**Task objective**.
Every record below should be printed exactly as given.

**Records for processing**.
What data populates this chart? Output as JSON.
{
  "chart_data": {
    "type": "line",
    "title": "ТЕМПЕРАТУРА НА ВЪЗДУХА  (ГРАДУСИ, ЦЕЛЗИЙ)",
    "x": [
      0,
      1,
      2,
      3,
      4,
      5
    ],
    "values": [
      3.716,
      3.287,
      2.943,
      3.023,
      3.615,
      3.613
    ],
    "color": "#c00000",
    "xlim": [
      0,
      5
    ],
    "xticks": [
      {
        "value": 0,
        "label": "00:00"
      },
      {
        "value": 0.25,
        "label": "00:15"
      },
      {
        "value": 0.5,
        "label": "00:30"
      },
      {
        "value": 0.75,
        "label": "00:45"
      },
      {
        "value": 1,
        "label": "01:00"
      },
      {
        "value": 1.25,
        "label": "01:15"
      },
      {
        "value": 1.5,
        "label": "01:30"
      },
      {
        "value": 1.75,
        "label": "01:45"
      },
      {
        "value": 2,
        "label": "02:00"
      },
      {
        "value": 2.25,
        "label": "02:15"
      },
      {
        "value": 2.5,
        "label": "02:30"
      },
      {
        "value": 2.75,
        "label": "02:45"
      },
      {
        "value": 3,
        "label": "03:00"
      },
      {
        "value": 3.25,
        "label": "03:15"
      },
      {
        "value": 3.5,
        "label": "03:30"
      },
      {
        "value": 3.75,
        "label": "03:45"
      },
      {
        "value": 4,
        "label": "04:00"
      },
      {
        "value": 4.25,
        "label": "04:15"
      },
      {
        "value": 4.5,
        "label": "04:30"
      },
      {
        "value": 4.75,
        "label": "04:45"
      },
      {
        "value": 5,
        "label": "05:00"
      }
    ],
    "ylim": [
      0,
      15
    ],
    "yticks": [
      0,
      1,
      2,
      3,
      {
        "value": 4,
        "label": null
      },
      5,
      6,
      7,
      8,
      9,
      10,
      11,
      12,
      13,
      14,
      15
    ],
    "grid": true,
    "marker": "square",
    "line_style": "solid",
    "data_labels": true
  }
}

**The answer**.
What data populates this chart? Output as JSON.
{
  "chart_data": {
    "type": "line",
    "title": "ТЕМПЕРАТУРА НА ВЪЗДУХА  (ГРАДУСИ, ЦЕЛЗИЙ)",
    "x": [
      0,
      1,
      2,
      3,
      4,
      5
    ],
    "values": [
      3.716,
      3.287,
      2.943,
      3.023,
      3.615,
      3.613
    ],
    "color": "#c00000",
    "xlim": [
      0,
      5
    ],
    "xticks": [
      {
        "value": 0,
        "label": "00:00"
      },
      {
        "value": 0.25,
        "label": "00:15"
      },
      {
        "value": 0.5,
        "label": "00:30"
      },
      {
        "value": 0.75,
        "label": "00:45"
      },
      {
        "value": 1,
        "label": "01:00"
      },
      {
        "value": 1.25,
        "label": "01:15"
      },
      {
        "value": 1.5,
        "label": "01:30"
      },
      {
        "value": 1.75,
        "label": "01:45"
      },
      {
        "value": 2,
        "label": "02:00"
      },
      {
        "value": 2.25,
        "label": "02:15"
      },
      {
        "value": 2.5,
        "label": "02:30"
      },
      {
        "value": 2.75,
        "label": "02:45"
      },
      {
        "value": 3,
        "label": "03:00"
      },
      {
        "value": 3.25,
        "label": "03:15"
      },
      {
        "value": 3.5,
        "label": "03:30"
      },
      {
        "value": 3.75,
        "label": "03:45"
      },
      {
        "value": 4,
        "label": "04:00"
      },
      {
        "value": 4.25,
        "label": "04:15"
      },
      {
        "value": 4.5,
        "label": "04:30"
      },
      {
        "value": 4.75,
        "label": "04:45"
      },
      {
        "value": 5,
        "label": "05:00"
      }
    ],
    "ylim": [
      0,
      15
    ],
    "yticks": [
      0,
      1,
      2,
      3,
      {
        "value": 4,
        "label": null
      },
      5,
      6,
      7,
      8,
      9,
      10,
      11,
      12,
      13,
      14,
      15
    ],
    "grid": true,
    "marker": "square",
    "line_style": "solid",
    "data_labels": true
  }
}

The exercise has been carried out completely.